§ Work required
Reproduce all the material exactly, minus any pictures it holds.

Data items
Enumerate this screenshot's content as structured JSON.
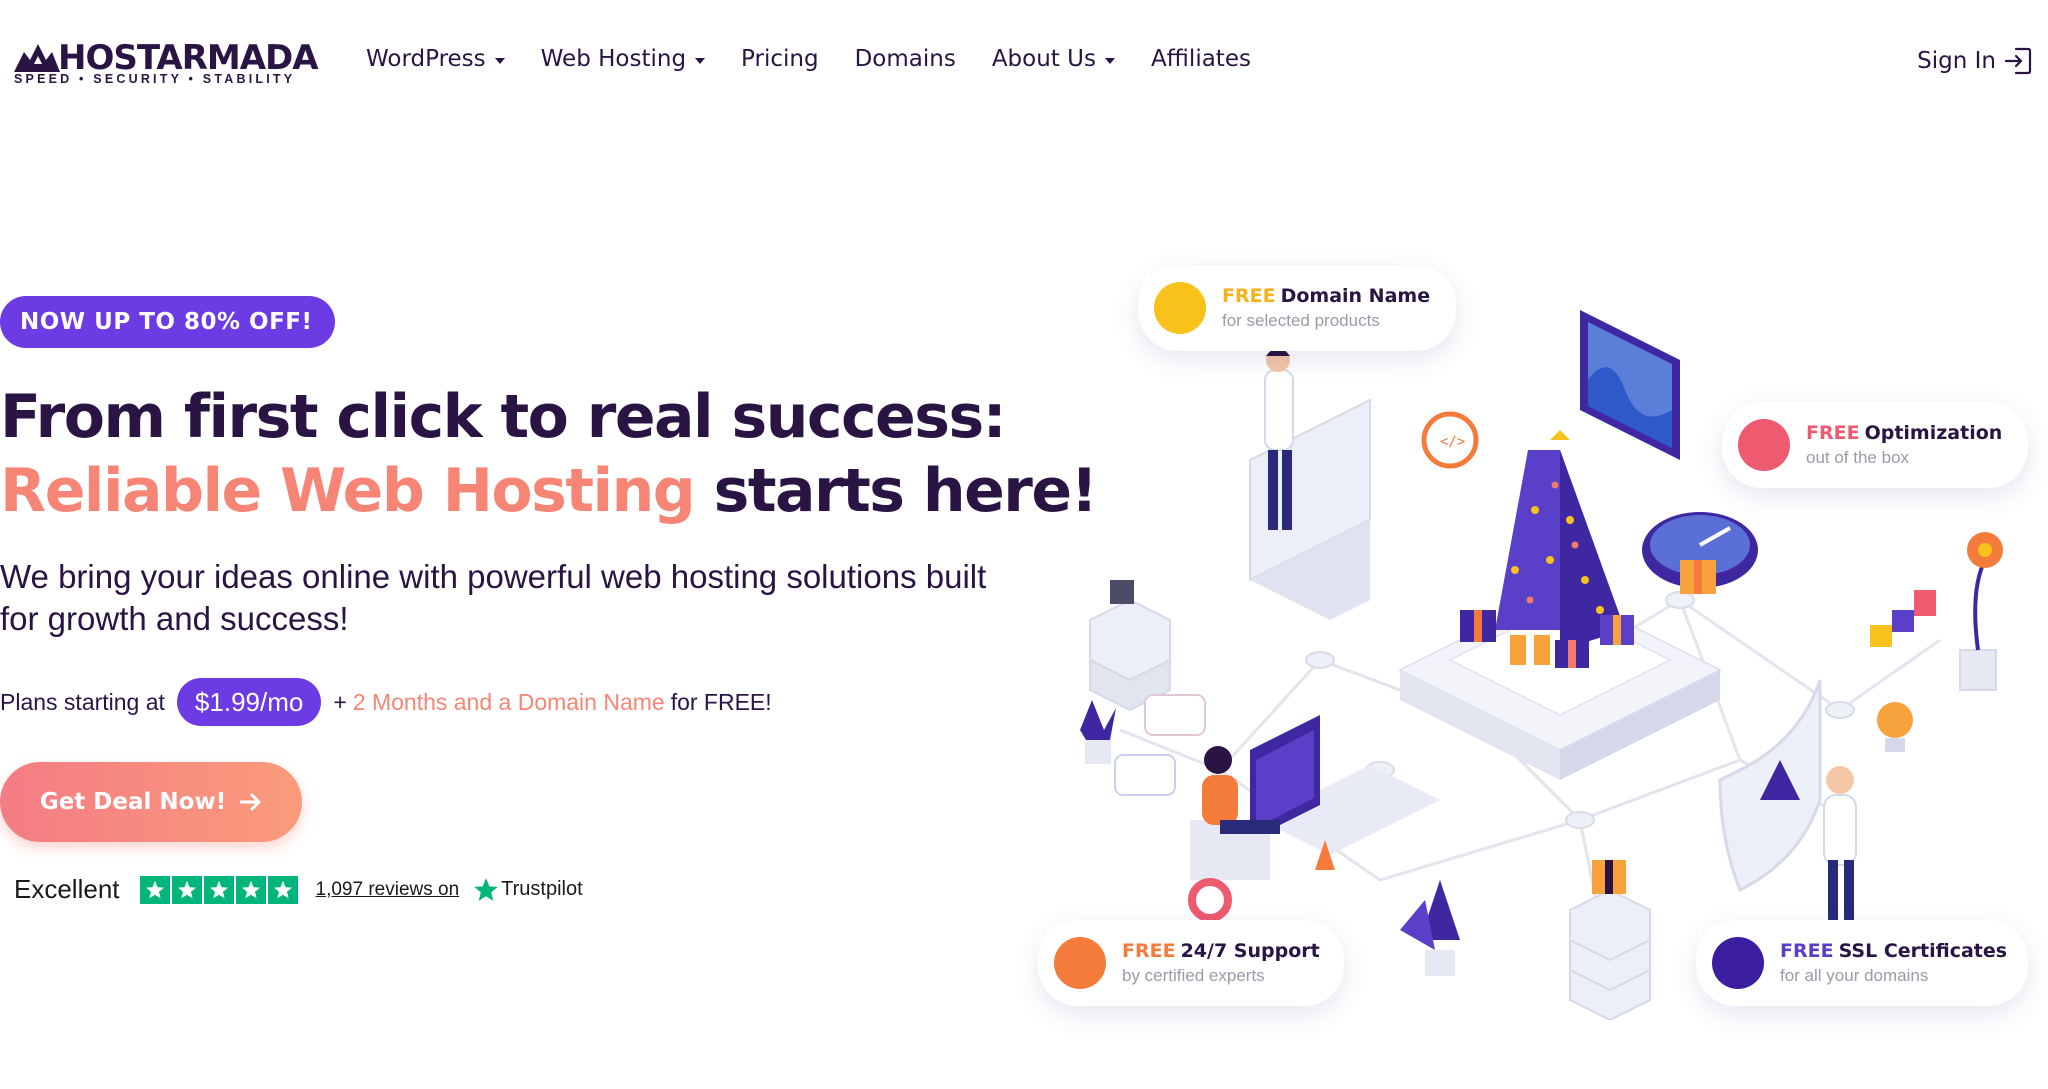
{
  "brand": {
    "name": "HOSTARMADA",
    "tagline": "SPEED • SECURITY • STABILITY"
  },
  "nav": {
    "items": [
      {
        "label": "WordPress",
        "dropdown": true
      },
      {
        "label": "Web Hosting",
        "dropdown": true
      },
      {
        "label": "Pricing",
        "dropdown": false
      },
      {
        "label": "Domains",
        "dropdown": false
      },
      {
        "label": "About Us",
        "dropdown": true
      },
      {
        "label": "Affiliates",
        "dropdown": false
      }
    ],
    "sign_in": "Sign In"
  },
  "hero": {
    "badge": "NOW UP TO 80% OFF!",
    "headline_line1": "From first click to real success:",
    "headline_accent": "Reliable Web Hosting",
    "headline_line2_rest": " starts here!",
    "subhead": "We bring your ideas online with powerful web hosting solutions built for growth and success!",
    "plans_prefix": "Plans starting at",
    "price": "$1.99/mo",
    "plus": "+",
    "bonus": "2 Months and a Domain Name",
    "plans_suffix": "for FREE!",
    "cta": "Get Deal Now!"
  },
  "trustpilot": {
    "rating_label": "Excellent",
    "stars": 5,
    "reviews_text": "1,097 reviews on",
    "brand": "Trustpilot"
  },
  "features": [
    {
      "free": "FREE",
      "title": "Domain Name",
      "sub": "for selected products",
      "color": "#f7c21b",
      "icon": "globe-icon"
    },
    {
      "free": "FREE",
      "title": "Optimization",
      "sub": "out of the box",
      "color": "#ee5a6f",
      "icon": "gauge-icon"
    },
    {
      "free": "FREE",
      "title": "24/7 Support",
      "sub": "by certified experts",
      "color": "#f47b3a",
      "icon": "lifebuoy-icon"
    },
    {
      "free": "FREE",
      "title": "SSL Certificates",
      "sub": "for all your domains",
      "color": "#3b1fa0",
      "icon": "lock-icon"
    }
  ],
  "colors": {
    "brand_purple": "#6c3be4",
    "text_dark": "#2a1444",
    "accent_coral": "#f78575",
    "trustpilot_green": "#00b67a"
  }
}
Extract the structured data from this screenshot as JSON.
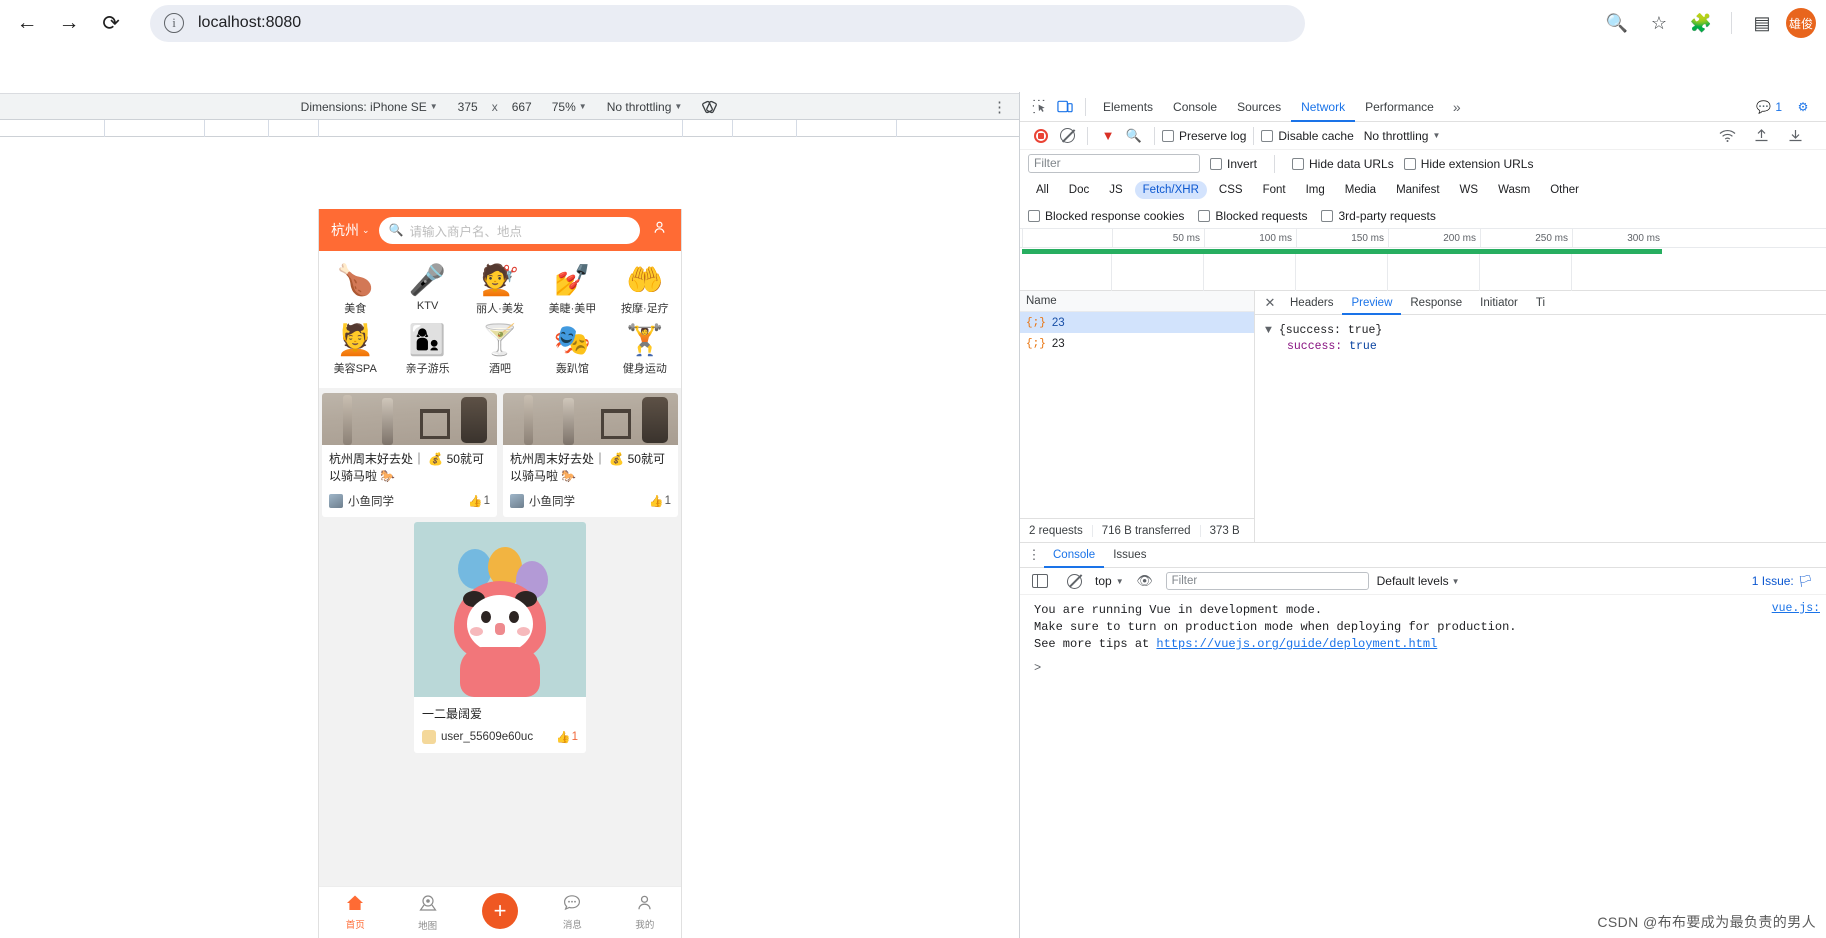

§ Response to this task
Enumerate this screenshot's content as structured JSON.
{
  "brand": {
    "name": "HOSTARMADA",
    "tagline": "SPEED • SECURITY • STABILITY"
  },
  "nav": {
    "items": [
      {
        "label": "WordPress",
        "dropdown": true
      },
      {
        "label": "Web Hosting",
        "dropdown": true
      },
      {
        "label": "Pricing",
        "dropdown": false
      },
      {
        "label": "Domains",
        "dropdown": false
      },
      {
        "label": "About Us",
        "dropdown": true
      },
      {
        "label": "Affiliates",
        "dropdown": false
      }
    ],
    "sign_in": "Sign In"
  },
  "hero": {
    "badge": "NOW UP TO 80% OFF!",
    "headline_line1": "From first click to real success:",
    "headline_accent": "Reliable Web Hosting",
    "headline_line2_rest": " starts here!",
    "subhead": "We bring your ideas online with powerful web hosting solutions built for growth and success!",
    "plans_prefix": "Plans starting at",
    "price": "$1.99/mo",
    "plus": "+",
    "bonus": "2 Months and a Domain Name",
    "plans_suffix": "for FREE!",
    "cta": "Get Deal Now!"
  },
  "trustpilot": {
    "rating_label": "Excellent",
    "stars": 5,
    "reviews_text": "1,097 reviews on",
    "brand": "Trustpilot"
  },
  "features": [
    {
      "free": "FREE",
      "title": "Domain Name",
      "sub": "for selected products",
      "color": "#f7c21b",
      "icon": "globe-icon"
    },
    {
      "free": "FREE",
      "title": "Optimization",
      "sub": "out of the box",
      "color": "#ee5a6f",
      "icon": "gauge-icon"
    },
    {
      "free": "FREE",
      "title": "24/7 Support",
      "sub": "by certified experts",
      "color": "#f47b3a",
      "icon": "lifebuoy-icon"
    },
    {
      "free": "FREE",
      "title": "SSL Certificates",
      "sub": "for all your domains",
      "color": "#3b1fa0",
      "icon": "lock-icon"
    }
  ],
  "colors": {
    "brand_purple": "#6c3be4",
    "text_dark": "#2a1444",
    "accent_coral": "#f78575",
    "trustpilot_green": "#00b67a"
  }
}
Extract the structured data from this screenshot as JSON.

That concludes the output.